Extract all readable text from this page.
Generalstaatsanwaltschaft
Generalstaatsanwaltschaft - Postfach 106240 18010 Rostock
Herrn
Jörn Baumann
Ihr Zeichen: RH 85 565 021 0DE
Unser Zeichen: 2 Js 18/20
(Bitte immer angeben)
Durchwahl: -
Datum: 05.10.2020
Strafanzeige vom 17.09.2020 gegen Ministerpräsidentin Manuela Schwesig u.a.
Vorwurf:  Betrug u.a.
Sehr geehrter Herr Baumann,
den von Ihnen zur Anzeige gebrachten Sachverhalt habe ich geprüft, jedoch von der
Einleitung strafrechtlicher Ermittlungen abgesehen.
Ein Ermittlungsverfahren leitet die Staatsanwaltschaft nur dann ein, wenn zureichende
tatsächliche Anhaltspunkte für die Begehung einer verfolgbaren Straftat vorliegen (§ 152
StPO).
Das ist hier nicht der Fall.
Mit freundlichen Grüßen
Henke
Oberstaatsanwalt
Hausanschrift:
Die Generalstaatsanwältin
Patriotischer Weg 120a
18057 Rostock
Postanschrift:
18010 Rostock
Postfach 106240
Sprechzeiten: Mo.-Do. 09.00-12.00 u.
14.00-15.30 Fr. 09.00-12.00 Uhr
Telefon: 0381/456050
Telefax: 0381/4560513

________________________

→ JOB
Write out the entries above word for word.

→ REPLY
Extract all readable text from this page.
Generalstaatsanwaltschaft
Generalstaatsanwaltschaft - Postfach 106240 18010 Rostock
Herrn
Jörn Baumann
Ihr Zeichen: RH 85 565 021 0DE
Unser Zeichen: 2 Js 18/20
(Bitte immer angeben)
Durchwahl: -
Datum: 05.10.2020
Strafanzeige vom 17.09.2020 gegen Ministerpräsidentin Manuela Schwesig u.a.
Vorwurf:  Betrug u.a.
Sehr geehrter Herr Baumann,
den von Ihnen zur Anzeige gebrachten Sachverhalt habe ich geprüft, jedoch von der
Einleitung strafrechtlicher Ermittlungen abgesehen.
Ein Ermittlungsverfahren leitet die Staatsanwaltschaft nur dann ein, wenn zureichende
tatsächliche Anhaltspunkte für die Begehung einer verfolgbaren Straftat vorliegen (§ 152
StPO).
Das ist hier nicht der Fall.
Mit freundlichen Grüßen
Henke
Oberstaatsanwalt
Hausanschrift:
Die Generalstaatsanwältin
Patriotischer Weg 120a
18057 Rostock
Postanschrift:
18010 Rostock
Postfach 106240
Sprechzeiten: Mo.-Do. 09.00-12.00 u.
14.00-15.30 Fr. 09.00-12.00 Uhr
Telefon: 0381/456050
Telefax: 0381/4560513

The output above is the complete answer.